Directions:
Pull out every line with the word "Mailbox" from the entries below.

◇ ◇ ◇ ◇

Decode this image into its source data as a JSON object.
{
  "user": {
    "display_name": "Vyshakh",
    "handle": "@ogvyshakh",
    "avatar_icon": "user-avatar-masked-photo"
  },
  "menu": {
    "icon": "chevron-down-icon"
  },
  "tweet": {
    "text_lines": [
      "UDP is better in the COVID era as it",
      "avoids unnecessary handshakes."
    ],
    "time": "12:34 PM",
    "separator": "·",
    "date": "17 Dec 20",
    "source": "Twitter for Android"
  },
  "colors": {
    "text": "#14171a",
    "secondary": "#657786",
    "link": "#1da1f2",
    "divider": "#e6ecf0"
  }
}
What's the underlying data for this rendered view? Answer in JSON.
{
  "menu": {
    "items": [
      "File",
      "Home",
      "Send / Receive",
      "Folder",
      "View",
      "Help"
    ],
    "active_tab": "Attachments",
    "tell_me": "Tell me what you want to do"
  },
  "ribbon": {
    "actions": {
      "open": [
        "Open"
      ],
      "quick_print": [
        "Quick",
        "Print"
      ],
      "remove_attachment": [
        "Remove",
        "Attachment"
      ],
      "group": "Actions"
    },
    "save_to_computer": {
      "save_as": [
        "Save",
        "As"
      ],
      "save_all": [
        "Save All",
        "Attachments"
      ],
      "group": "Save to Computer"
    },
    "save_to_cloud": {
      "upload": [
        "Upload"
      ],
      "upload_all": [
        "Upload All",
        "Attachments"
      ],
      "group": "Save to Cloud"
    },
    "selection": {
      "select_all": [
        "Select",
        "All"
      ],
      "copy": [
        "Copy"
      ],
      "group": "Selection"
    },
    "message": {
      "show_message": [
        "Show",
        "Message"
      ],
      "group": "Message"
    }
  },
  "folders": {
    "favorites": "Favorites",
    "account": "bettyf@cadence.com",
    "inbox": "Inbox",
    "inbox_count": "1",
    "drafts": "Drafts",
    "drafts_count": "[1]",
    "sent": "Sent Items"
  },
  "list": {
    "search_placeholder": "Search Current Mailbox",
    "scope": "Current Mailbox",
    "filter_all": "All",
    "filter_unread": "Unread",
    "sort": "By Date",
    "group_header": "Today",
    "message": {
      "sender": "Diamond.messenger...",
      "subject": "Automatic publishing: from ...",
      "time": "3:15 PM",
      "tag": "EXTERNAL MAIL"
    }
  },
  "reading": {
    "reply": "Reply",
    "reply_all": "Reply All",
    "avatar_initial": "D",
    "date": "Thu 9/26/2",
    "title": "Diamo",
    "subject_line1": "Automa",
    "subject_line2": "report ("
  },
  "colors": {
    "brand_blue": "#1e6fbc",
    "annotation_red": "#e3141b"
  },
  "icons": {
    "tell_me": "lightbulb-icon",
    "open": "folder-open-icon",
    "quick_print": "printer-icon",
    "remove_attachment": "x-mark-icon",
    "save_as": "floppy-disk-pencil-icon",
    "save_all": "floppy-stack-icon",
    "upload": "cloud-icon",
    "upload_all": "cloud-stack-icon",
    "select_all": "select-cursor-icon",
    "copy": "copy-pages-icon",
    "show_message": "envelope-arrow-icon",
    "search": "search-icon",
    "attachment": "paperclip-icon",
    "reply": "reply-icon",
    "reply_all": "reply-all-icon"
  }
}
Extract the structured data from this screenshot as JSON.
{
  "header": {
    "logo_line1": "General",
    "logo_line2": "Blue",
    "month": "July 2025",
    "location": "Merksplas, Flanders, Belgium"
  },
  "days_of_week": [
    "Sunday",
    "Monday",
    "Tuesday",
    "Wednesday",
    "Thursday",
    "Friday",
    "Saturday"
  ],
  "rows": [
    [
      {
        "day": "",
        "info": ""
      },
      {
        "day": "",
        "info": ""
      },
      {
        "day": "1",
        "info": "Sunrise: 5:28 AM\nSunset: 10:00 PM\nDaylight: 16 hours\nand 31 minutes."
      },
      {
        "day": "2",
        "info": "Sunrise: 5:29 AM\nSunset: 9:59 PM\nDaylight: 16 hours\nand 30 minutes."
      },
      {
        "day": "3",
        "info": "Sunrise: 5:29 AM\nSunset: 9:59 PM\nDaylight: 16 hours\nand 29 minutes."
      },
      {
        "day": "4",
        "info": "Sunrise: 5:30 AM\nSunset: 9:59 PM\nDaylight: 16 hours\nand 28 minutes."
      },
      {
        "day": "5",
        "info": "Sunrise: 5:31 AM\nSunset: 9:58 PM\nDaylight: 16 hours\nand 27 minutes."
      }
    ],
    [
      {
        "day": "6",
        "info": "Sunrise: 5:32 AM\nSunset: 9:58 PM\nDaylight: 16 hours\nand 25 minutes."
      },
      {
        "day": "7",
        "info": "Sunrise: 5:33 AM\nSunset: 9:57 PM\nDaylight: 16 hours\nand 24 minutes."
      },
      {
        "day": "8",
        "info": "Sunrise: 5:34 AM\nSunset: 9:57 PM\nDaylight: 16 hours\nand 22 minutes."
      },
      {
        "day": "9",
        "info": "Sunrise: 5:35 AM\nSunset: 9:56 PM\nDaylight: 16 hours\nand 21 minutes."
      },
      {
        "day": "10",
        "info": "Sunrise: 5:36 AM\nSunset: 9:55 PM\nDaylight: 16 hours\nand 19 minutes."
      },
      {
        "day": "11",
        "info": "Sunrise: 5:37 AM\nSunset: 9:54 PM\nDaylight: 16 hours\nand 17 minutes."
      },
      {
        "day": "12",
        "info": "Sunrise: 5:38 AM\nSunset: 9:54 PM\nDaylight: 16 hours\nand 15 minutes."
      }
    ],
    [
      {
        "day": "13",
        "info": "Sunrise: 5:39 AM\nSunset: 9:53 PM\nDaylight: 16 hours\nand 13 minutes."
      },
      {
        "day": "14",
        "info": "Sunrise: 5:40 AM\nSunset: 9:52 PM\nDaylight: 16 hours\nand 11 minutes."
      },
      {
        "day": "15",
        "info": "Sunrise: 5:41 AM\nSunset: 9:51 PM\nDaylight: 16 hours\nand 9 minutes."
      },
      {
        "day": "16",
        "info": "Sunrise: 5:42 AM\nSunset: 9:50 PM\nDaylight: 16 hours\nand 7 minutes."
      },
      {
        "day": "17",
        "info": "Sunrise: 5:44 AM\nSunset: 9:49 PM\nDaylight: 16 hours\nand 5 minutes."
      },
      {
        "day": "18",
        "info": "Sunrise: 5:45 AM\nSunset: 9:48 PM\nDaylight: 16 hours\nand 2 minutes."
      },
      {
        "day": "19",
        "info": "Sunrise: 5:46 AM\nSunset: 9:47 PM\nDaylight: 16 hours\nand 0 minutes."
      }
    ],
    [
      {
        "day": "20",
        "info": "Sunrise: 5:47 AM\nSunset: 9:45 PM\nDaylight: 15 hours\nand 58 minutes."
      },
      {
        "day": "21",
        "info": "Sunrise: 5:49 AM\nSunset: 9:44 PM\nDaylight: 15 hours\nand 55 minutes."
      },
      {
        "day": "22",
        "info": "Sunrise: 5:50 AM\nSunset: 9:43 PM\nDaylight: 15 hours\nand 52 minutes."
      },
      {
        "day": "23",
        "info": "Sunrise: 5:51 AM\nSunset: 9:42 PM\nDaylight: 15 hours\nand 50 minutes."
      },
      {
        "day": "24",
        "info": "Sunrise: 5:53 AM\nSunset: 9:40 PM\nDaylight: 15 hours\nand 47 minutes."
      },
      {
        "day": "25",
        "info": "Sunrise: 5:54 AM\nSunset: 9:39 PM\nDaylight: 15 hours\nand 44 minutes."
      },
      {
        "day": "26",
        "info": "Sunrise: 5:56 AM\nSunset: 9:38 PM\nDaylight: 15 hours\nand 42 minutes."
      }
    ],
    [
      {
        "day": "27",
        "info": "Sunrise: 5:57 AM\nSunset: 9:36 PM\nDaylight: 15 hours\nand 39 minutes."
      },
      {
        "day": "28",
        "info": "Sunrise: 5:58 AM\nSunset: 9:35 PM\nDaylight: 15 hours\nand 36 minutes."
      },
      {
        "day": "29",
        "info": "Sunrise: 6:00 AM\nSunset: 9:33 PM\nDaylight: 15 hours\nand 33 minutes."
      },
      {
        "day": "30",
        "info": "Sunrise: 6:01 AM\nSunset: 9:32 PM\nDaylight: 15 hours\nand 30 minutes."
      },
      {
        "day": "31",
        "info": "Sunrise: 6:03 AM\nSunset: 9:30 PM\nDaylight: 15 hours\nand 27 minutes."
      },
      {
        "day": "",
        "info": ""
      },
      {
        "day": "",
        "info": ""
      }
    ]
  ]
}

◇ ◇ ◇ ◇

Final result:
    "search_placeholder": "Search Current Mailbox",
    "scope": "Current Mailbox",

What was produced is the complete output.